◆ Directions
Locate each line of the material that contains "Focus", then return it.

◆ The data
--------------------------------------------------
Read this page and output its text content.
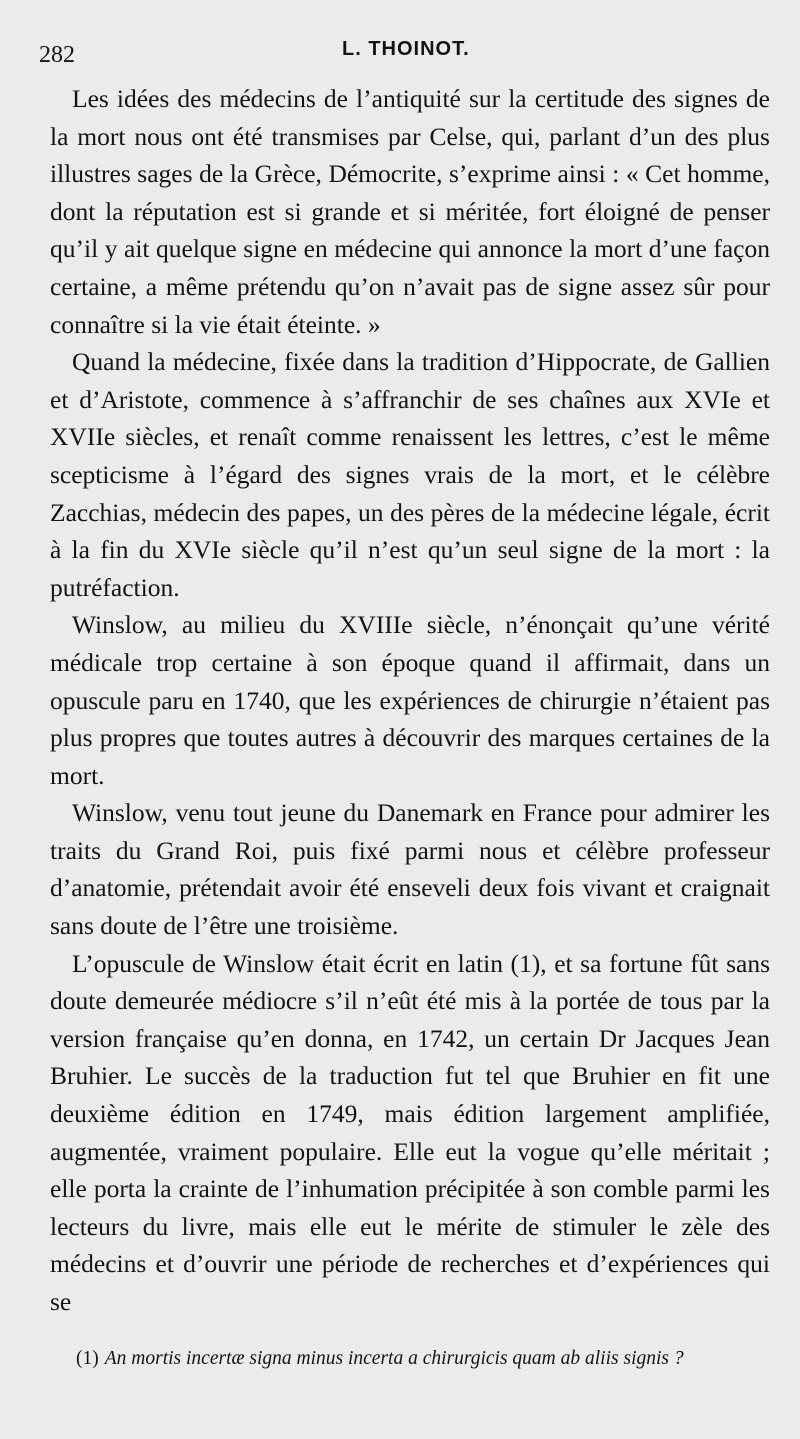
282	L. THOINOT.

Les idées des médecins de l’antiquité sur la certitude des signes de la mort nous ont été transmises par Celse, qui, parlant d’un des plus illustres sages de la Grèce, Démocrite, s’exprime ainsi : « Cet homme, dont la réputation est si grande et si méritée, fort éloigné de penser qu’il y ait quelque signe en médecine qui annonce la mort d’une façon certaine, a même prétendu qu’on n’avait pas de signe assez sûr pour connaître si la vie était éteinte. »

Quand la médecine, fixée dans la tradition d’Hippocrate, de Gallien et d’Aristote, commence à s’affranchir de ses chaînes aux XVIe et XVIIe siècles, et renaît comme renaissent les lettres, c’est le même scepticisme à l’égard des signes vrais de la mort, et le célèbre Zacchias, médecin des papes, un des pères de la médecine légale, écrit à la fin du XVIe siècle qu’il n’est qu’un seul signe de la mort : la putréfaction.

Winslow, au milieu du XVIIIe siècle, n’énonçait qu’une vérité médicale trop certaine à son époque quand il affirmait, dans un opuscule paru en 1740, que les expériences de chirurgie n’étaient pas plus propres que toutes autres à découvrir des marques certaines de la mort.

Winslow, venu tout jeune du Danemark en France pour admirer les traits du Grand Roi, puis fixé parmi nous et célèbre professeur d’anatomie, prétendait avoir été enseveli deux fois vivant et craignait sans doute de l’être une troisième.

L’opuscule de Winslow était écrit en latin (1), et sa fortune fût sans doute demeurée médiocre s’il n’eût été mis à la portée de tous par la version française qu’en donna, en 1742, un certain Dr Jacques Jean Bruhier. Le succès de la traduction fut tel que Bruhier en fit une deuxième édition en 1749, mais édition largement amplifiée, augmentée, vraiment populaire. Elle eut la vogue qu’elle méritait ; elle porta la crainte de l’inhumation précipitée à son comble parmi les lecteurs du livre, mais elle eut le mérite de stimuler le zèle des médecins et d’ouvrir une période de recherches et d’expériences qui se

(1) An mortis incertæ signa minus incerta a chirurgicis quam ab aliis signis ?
--------------------------------------------------
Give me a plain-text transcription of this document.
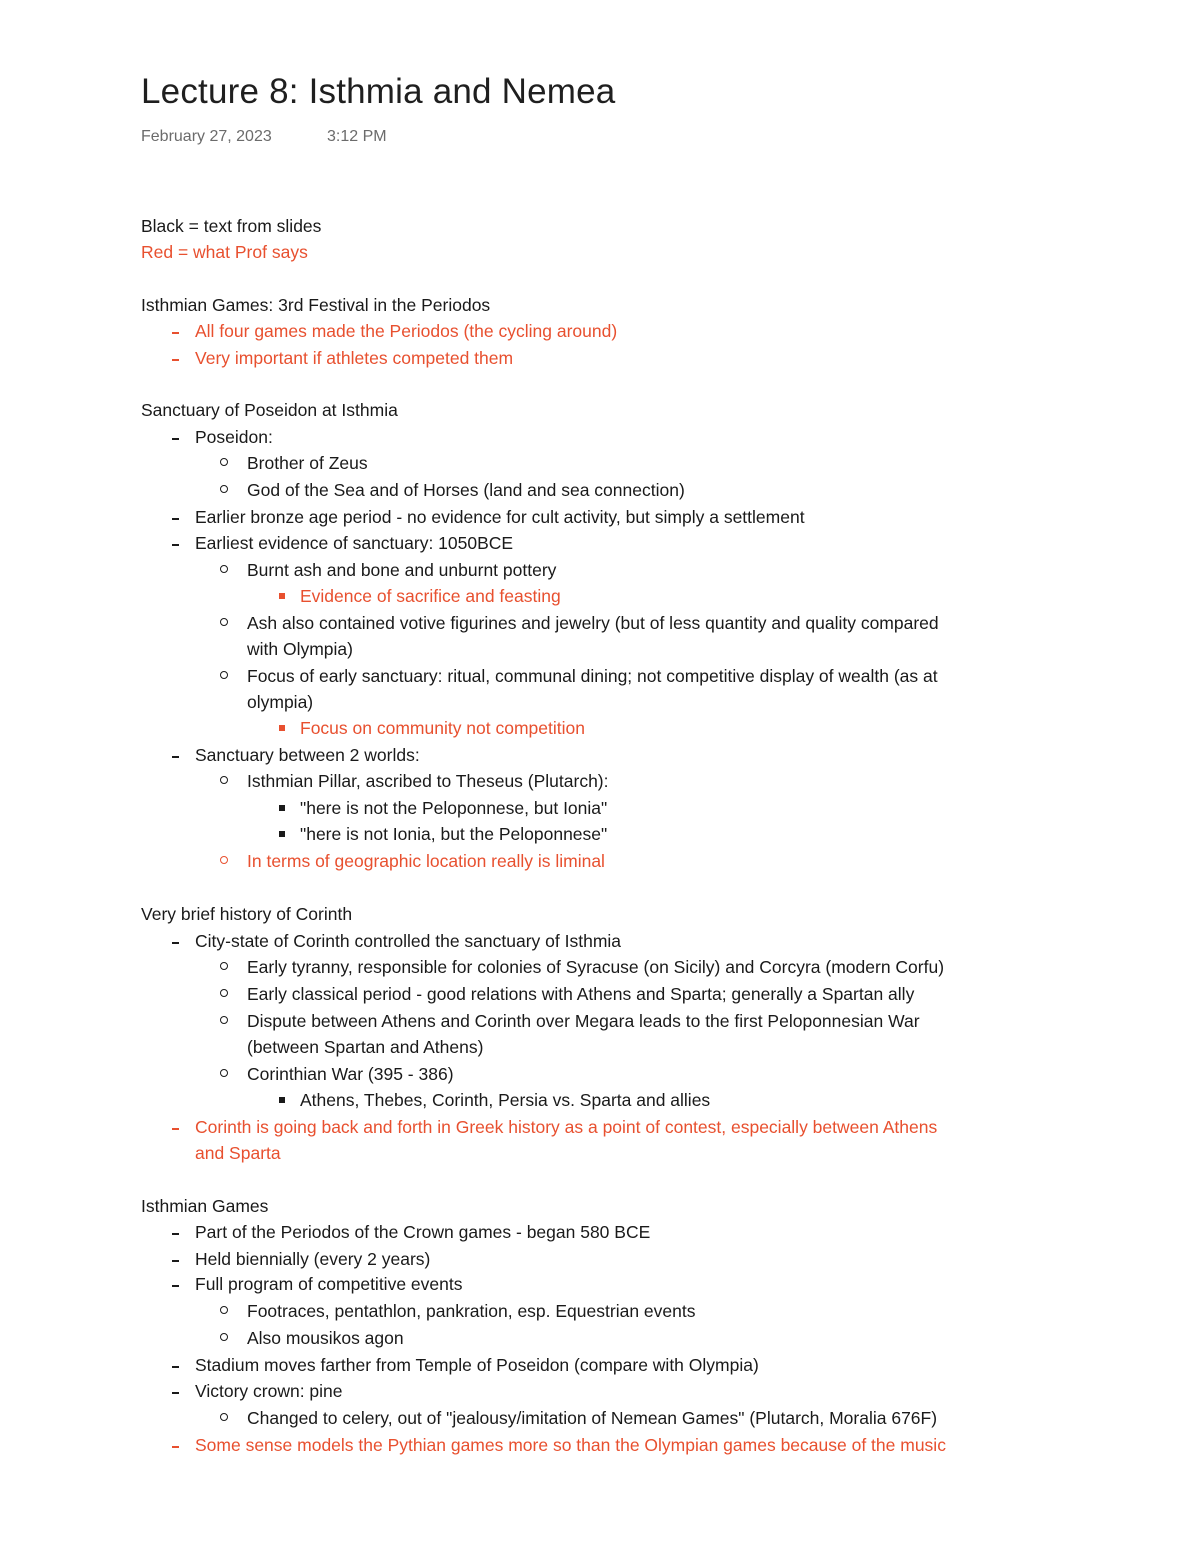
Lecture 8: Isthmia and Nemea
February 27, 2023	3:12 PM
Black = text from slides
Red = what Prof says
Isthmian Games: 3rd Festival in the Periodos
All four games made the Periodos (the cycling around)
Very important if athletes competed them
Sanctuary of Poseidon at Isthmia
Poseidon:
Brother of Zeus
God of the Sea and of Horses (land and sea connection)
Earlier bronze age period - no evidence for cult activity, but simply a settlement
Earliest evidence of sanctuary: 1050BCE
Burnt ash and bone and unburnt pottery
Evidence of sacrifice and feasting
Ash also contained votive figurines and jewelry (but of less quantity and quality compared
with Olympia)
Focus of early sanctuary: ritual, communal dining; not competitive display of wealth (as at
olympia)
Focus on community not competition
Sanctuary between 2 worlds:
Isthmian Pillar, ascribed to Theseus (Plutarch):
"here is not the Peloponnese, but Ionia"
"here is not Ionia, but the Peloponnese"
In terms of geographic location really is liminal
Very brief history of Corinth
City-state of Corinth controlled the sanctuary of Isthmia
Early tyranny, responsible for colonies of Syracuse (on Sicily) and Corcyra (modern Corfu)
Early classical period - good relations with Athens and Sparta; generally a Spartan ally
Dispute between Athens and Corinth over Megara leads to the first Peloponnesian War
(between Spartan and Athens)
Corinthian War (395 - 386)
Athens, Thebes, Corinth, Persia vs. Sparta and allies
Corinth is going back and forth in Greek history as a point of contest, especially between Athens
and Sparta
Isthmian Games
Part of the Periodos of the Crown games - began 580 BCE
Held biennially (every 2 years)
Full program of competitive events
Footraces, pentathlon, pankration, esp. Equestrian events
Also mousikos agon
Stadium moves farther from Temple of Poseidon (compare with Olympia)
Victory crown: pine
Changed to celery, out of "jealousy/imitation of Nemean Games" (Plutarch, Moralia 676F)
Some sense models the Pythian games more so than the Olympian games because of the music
--------------------------------------------------
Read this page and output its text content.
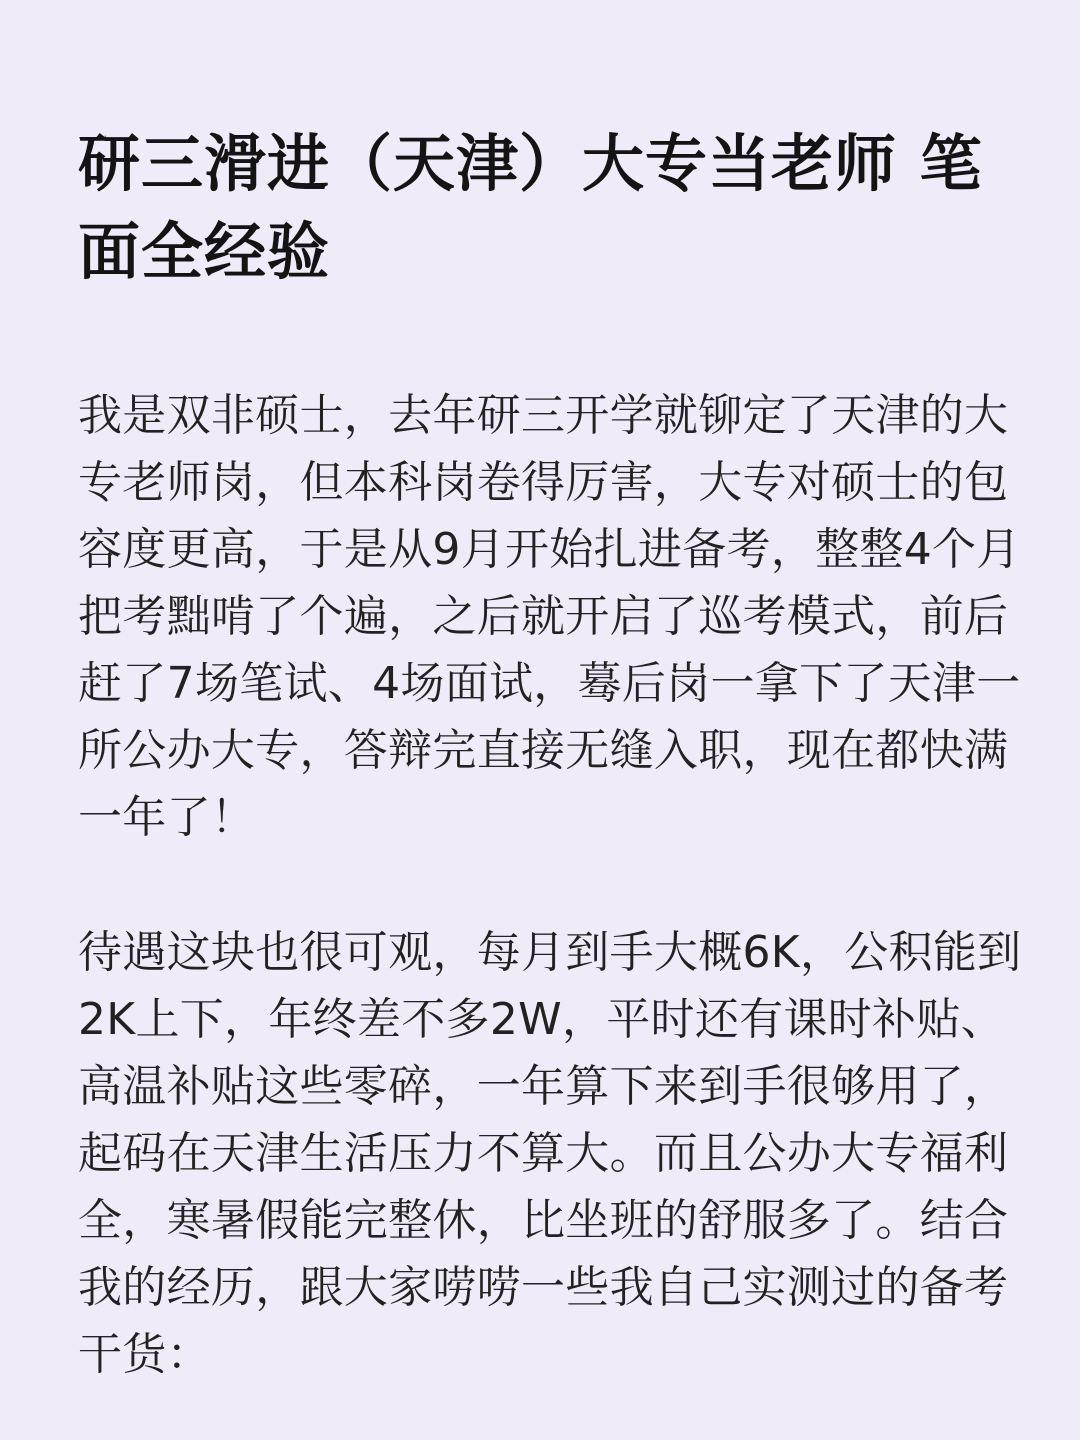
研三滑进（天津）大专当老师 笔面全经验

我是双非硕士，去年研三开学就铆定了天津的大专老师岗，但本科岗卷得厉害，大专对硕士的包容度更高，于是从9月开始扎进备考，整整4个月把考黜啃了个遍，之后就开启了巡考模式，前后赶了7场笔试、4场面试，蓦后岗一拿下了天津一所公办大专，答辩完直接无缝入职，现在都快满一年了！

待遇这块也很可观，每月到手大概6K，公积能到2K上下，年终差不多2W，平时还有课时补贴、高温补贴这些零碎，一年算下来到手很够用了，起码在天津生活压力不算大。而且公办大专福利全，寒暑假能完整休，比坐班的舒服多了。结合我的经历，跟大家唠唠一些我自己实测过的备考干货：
--------------------------------------------------
◆ Solved exercise
Focus of early sanctuary: ritual, communal dining; not competitive display of wealth (as at
Focus on community not competition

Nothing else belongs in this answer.